## What is being asked:
What follows is a listing. Return every line of it exactly.
Data lines start
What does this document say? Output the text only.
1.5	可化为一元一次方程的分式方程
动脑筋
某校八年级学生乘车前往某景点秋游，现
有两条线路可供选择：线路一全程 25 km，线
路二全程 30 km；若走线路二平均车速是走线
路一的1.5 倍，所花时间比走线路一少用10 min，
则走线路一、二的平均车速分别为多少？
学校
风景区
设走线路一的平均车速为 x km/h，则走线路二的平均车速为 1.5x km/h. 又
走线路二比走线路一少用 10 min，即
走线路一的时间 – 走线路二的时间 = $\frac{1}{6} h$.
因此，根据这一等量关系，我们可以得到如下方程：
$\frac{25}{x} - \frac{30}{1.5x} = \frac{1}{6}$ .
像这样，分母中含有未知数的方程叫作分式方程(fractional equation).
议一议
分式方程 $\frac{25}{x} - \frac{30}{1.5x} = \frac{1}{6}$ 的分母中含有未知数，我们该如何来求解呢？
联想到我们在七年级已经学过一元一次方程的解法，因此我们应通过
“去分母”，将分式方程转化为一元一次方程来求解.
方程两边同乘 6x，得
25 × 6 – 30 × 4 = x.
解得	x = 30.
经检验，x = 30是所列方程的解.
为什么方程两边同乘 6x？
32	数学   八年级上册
Data lines end
## Task response:
What does this document say? Output the text only.
1.5	可化为一元一次方程的分式方程
动脑筋
某校八年级学生乘车前往某景点秋游，现
有两条线路可供选择：线路一全程 25 km，线
路二全程 30 km；若走线路二平均车速是走线
路一的1.5 倍，所花时间比走线路一少用10 min，
则走线路一、二的平均车速分别为多少？
学校
风景区
设走线路一的平均车速为 x km/h，则走线路二的平均车速为 1.5x km/h. 又
走线路二比走线路一少用 10 min，即
走线路一的时间 – 走线路二的时间 = $\frac{1}{6} h$.
因此，根据这一等量关系，我们可以得到如下方程：
$\frac{25}{x} - \frac{30}{1.5x} = \frac{1}{6}$ .
像这样，分母中含有未知数的方程叫作分式方程(fractional equation).
议一议
分式方程 $\frac{25}{x} - \frac{30}{1.5x} = \frac{1}{6}$ 的分母中含有未知数，我们该如何来求解呢？
联想到我们在七年级已经学过一元一次方程的解法，因此我们应通过
“去分母”，将分式方程转化为一元一次方程来求解.
方程两边同乘 6x，得
25 × 6 – 30 × 4 = x.
解得	x = 30.
经检验，x = 30是所列方程的解.
为什么方程两边同乘 6x？
32	数学   八年级上册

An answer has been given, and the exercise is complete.